• Objective
Would you quote every entry exactly, dropping only the pictures?
*** Material to process
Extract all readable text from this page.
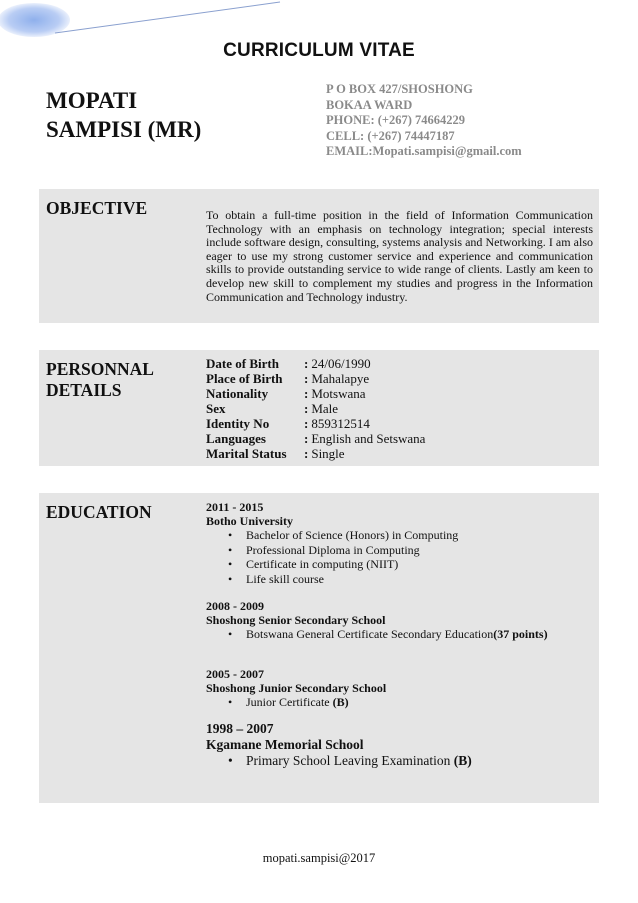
CURRICULUM VITAE
MOPATI
SAMPISI (MR)
P O BOX 427/SHOSHONG
BOKAA WARD
PHONE: (+267) 74664229
CELL: (+267) 74447187
EMAIL:Mopati.sampisi@gmail.com
OBJECTIVE	To obtain a full-time position in the field of Information Communication Technology with an emphasis on technology integration; special interests include software design, consulting, systems analysis and Networking. I am also eager to use my strong customer service and experience and communication skills to provide outstanding service to wide range of clients. Lastly am keen to develop new skill to complement my studies and progress in the Information Communication and Technology industry.
PERSONNAL
DETAILS
Date of Birth	: 24/06/1990
Place of Birth	: Mahalapye
Nationality	: Motswana
Sex	: Male
Identity No	: 859312514
Languages	: English and Setswana
Marital Status	: Single
EDUCATION	2011 - 2015
Botho University
• Bachelor of Science (Honors) in Computing
• Professional Diploma in Computing
• Certificate in computing (NIIT)
• Life skill course
2008 - 2009
Shoshong Senior Secondary School
• Botswana General Certificate Secondary Education(37 points)
2005 - 2007
Shoshong Junior Secondary School
• Junior Certificate (B)
1998 – 2007
Kgamane Memorial School
• Primary School Leaving Examination (B)
mopati.sampisi@2017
******
• Correct answer
Extract all readable text from this page.
CURRICULUM VITAE
MOPATI
SAMPISI (MR)
P O BOX 427/SHOSHONG
BOKAA WARD
PHONE: (+267) 74664229
CELL: (+267) 74447187
EMAIL:Mopati.sampisi@gmail.com
OBJECTIVE	To obtain a full-time position in the field of Information Communication Technology with an emphasis on technology integration; special interests include software design, consulting, systems analysis and Networking. I am also eager to use my strong customer service and experience and communication skills to provide outstanding service to wide range of clients. Lastly am keen to develop new skill to complement my studies and progress in the Information Communication and Technology industry.
PERSONNAL
DETAILS
Date of Birth	: 24/06/1990
Place of Birth	: Mahalapye
Nationality	: Motswana
Sex	: Male
Identity No	: 859312514
Languages	: English and Setswana
Marital Status	: Single
EDUCATION	2011 - 2015
Botho University
• Bachelor of Science (Honors) in Computing
• Professional Diploma in Computing
• Certificate in computing (NIIT)
• Life skill course
2008 - 2009
Shoshong Senior Secondary School
• Botswana General Certificate Secondary Education(37 points)
2005 - 2007
Shoshong Junior Secondary School
• Junior Certificate (B)
1998 – 2007
Kgamane Memorial School
• Primary School Leaving Examination (B)
mopati.sampisi@2017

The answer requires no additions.